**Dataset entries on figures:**
════════════════════
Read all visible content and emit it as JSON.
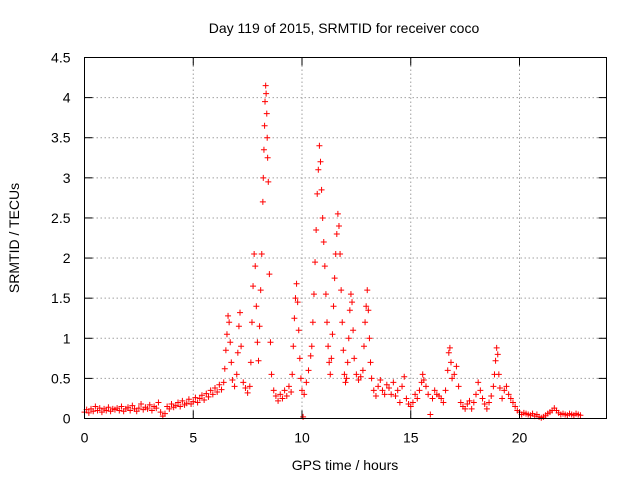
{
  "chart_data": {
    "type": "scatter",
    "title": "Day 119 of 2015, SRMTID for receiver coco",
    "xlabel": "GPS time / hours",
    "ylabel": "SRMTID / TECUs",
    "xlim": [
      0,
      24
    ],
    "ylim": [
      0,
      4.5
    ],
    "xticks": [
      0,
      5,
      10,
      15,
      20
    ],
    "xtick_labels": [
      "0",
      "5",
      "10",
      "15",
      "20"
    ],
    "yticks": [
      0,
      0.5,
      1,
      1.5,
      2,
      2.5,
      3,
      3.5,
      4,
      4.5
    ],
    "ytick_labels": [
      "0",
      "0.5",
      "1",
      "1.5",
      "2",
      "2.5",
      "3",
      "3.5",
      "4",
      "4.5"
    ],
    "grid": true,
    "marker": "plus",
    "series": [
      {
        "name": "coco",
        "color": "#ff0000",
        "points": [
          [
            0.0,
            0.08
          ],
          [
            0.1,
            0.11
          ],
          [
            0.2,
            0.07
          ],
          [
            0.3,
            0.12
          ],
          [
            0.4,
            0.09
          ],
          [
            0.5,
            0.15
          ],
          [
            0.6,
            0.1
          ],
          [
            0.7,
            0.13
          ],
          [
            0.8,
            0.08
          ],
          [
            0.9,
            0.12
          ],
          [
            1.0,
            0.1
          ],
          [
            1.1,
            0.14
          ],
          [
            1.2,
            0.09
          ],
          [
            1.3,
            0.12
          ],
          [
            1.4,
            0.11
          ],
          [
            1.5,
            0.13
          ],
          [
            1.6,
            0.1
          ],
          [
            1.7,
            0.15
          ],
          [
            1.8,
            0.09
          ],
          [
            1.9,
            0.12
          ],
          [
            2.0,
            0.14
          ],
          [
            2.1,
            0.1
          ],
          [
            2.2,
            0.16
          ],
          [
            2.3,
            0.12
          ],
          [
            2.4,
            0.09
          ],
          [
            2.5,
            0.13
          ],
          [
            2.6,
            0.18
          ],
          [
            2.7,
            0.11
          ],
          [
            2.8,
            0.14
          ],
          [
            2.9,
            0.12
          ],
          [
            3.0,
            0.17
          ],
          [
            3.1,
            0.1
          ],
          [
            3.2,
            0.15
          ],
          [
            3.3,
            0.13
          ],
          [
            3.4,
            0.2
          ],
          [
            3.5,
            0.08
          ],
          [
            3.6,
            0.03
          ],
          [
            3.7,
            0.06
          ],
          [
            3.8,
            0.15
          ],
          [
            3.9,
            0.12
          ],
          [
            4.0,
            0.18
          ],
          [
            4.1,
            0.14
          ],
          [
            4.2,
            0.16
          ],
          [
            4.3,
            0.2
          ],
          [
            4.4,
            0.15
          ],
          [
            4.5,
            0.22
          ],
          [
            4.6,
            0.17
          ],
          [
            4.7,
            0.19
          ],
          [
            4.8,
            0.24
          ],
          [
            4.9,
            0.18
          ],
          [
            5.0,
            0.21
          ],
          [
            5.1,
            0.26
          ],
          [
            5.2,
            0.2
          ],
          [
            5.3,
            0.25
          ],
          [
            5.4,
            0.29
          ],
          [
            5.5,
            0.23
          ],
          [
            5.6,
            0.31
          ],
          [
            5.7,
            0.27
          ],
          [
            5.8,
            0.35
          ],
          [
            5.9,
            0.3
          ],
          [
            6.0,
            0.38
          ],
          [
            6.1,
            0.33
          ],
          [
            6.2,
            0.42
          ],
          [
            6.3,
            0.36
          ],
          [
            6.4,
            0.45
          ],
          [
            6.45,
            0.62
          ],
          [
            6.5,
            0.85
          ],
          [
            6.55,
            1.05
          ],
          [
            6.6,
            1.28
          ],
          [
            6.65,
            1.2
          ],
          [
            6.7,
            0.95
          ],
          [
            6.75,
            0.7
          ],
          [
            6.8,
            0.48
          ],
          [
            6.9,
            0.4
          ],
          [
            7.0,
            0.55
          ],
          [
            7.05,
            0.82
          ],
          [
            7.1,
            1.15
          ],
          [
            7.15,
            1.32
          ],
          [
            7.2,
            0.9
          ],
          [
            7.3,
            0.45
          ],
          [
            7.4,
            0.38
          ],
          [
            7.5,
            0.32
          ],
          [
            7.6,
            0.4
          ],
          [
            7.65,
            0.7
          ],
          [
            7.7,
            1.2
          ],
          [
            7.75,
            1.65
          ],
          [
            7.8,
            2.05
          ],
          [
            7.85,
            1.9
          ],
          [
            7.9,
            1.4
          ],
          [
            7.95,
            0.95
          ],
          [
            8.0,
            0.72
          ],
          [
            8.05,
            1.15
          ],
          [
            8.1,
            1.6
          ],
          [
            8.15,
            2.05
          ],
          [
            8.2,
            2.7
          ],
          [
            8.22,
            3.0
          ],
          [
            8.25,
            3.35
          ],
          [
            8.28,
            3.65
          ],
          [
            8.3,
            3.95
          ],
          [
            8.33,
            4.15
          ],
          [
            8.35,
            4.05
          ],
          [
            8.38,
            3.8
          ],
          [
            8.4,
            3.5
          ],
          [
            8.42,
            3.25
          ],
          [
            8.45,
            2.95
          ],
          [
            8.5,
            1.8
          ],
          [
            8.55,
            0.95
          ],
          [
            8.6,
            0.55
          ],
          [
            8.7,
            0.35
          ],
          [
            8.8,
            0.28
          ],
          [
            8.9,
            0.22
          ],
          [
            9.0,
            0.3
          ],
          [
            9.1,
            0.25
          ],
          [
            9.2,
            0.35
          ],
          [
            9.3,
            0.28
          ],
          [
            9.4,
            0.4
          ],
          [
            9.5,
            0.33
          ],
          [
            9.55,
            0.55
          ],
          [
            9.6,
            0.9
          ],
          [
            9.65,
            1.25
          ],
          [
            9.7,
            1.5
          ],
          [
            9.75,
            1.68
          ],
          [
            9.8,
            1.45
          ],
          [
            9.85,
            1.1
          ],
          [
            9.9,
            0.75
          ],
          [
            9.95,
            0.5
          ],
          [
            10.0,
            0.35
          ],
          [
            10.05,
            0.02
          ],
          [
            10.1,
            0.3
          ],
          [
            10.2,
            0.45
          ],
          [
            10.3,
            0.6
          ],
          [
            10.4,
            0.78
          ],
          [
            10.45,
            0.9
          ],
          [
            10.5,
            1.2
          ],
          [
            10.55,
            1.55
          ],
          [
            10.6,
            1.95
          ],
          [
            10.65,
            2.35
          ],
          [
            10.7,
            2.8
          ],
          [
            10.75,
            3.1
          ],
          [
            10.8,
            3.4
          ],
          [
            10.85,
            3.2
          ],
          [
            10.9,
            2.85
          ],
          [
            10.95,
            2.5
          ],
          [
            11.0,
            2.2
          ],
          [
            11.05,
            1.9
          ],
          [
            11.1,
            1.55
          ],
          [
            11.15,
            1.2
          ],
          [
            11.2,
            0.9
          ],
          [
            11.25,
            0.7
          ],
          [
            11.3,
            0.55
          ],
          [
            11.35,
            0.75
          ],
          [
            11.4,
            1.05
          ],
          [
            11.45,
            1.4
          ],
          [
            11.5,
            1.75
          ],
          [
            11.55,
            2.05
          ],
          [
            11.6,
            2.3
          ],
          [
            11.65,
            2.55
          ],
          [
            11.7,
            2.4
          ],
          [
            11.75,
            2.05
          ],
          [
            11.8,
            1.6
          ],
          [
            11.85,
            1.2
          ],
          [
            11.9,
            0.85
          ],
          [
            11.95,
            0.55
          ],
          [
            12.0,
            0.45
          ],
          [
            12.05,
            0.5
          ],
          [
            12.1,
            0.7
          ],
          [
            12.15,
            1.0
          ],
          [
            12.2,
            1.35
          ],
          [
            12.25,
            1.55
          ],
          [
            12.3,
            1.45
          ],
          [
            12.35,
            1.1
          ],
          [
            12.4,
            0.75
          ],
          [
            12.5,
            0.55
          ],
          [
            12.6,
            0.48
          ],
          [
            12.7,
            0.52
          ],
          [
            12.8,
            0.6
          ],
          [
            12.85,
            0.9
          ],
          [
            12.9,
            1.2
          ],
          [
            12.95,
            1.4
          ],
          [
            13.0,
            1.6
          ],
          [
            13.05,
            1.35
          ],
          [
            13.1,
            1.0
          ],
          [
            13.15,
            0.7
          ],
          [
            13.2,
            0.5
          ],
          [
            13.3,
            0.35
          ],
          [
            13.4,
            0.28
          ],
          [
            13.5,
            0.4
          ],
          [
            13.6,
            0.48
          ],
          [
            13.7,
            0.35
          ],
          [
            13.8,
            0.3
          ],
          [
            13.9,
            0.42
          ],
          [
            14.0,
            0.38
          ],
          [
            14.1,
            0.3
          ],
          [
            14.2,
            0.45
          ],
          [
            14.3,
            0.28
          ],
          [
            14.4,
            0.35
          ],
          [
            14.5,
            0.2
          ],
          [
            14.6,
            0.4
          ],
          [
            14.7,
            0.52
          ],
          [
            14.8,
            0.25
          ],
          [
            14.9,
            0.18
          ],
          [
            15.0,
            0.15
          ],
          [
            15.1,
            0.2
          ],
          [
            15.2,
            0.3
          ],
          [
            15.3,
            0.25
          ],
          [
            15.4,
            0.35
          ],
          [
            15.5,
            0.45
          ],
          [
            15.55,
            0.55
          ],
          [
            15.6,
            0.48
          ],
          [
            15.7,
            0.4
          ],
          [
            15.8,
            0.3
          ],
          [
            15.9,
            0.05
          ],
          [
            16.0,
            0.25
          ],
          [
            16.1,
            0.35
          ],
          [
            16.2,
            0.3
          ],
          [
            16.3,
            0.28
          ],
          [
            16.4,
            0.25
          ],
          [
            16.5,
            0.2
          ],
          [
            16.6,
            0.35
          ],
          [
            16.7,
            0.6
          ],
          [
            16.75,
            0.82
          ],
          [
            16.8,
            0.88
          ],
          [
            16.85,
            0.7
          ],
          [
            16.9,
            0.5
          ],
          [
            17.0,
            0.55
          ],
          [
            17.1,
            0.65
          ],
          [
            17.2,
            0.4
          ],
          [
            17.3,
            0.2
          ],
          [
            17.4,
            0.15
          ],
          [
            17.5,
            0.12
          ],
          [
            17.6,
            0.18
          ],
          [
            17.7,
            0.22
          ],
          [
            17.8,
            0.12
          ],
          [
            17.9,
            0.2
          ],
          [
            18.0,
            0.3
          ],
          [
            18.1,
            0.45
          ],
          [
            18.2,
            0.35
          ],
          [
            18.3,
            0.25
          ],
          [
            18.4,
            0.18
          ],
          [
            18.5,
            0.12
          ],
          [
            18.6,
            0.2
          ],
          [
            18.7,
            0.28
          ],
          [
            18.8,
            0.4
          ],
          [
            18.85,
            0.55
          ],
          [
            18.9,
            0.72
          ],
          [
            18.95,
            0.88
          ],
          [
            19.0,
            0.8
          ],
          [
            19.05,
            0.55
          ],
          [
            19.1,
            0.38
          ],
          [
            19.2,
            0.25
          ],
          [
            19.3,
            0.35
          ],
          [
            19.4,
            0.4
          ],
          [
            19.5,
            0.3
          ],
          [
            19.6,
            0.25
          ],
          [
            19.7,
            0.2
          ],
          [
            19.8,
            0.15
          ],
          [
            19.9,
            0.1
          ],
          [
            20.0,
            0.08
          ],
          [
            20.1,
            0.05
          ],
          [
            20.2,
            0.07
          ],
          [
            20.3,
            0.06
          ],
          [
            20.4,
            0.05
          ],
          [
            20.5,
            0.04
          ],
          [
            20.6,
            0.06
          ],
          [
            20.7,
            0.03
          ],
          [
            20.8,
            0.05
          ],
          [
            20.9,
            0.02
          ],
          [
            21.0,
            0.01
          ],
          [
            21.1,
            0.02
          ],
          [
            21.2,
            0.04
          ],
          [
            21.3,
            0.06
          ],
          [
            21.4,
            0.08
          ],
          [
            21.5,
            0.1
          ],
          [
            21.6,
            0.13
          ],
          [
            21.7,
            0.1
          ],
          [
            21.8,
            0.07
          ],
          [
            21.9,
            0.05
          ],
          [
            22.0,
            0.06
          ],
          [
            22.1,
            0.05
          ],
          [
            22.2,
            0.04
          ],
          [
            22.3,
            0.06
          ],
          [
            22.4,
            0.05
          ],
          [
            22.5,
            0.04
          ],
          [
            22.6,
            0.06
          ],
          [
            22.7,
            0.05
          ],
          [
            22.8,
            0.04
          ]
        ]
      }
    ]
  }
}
════════════════════
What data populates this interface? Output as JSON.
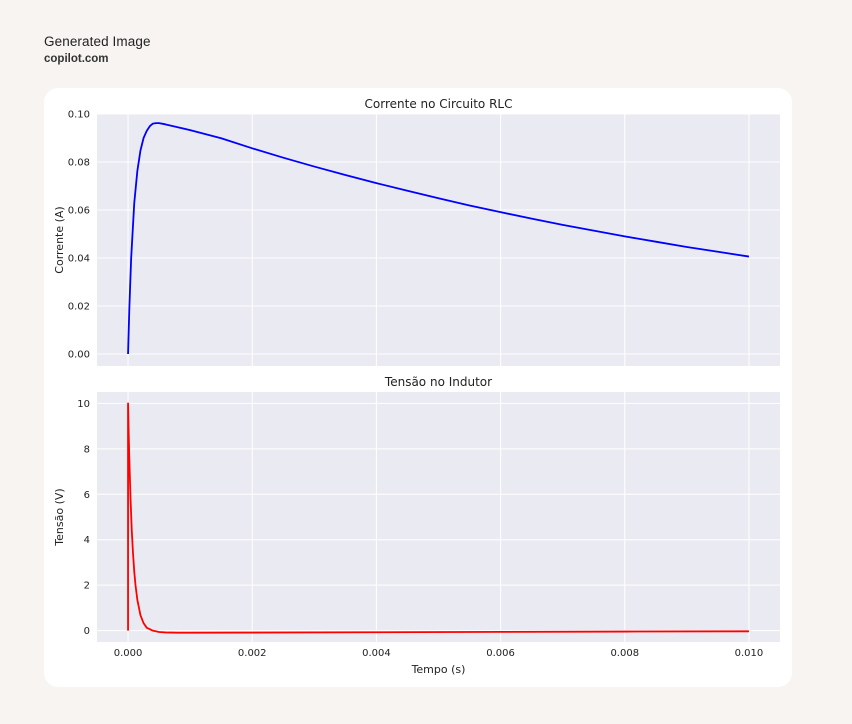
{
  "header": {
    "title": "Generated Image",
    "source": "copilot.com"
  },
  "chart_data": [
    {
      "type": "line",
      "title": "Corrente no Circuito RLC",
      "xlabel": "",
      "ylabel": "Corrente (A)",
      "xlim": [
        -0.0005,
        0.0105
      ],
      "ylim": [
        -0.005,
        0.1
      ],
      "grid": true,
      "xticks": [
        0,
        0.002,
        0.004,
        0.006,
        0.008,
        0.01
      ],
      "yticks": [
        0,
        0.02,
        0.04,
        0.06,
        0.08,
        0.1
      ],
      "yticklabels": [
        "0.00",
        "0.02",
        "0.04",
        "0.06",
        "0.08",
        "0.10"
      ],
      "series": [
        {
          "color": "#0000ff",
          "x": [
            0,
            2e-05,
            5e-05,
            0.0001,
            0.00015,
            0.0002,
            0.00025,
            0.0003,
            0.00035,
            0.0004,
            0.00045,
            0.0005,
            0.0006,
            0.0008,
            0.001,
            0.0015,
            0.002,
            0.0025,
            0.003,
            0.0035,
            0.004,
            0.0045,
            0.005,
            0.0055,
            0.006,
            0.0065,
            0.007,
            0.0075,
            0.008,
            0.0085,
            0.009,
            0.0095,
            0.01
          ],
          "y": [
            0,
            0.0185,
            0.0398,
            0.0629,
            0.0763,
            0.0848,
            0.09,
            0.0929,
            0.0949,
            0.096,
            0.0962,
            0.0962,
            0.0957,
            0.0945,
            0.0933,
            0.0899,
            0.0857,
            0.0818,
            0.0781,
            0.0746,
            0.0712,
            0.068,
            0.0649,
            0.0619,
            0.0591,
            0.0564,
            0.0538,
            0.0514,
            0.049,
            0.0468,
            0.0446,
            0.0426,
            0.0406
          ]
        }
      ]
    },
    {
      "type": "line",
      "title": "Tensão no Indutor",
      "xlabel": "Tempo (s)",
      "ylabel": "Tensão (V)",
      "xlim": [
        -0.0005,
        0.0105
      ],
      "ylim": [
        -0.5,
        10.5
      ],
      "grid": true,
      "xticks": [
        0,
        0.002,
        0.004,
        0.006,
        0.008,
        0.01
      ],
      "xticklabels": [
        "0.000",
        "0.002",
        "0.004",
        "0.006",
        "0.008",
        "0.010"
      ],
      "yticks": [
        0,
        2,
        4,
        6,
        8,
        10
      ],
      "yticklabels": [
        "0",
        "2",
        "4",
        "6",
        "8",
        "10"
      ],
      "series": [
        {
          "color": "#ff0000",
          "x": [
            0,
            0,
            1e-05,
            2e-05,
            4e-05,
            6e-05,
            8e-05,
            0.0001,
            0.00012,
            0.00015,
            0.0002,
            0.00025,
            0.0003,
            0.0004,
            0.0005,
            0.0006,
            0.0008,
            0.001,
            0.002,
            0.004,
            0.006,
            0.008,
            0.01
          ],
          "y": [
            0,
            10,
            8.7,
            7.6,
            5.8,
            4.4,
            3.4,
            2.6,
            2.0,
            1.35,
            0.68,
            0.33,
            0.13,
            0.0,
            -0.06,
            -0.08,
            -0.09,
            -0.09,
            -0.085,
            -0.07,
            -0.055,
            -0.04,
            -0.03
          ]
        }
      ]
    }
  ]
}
════════════════════
**Set exercise:** Pick out the lines containing the string "SRMTID".

**Result of this exercise:**
    "title": "Day 119 of 2015, SRMTID for receiver coco",
    "ylabel": "SRMTID / TECUs",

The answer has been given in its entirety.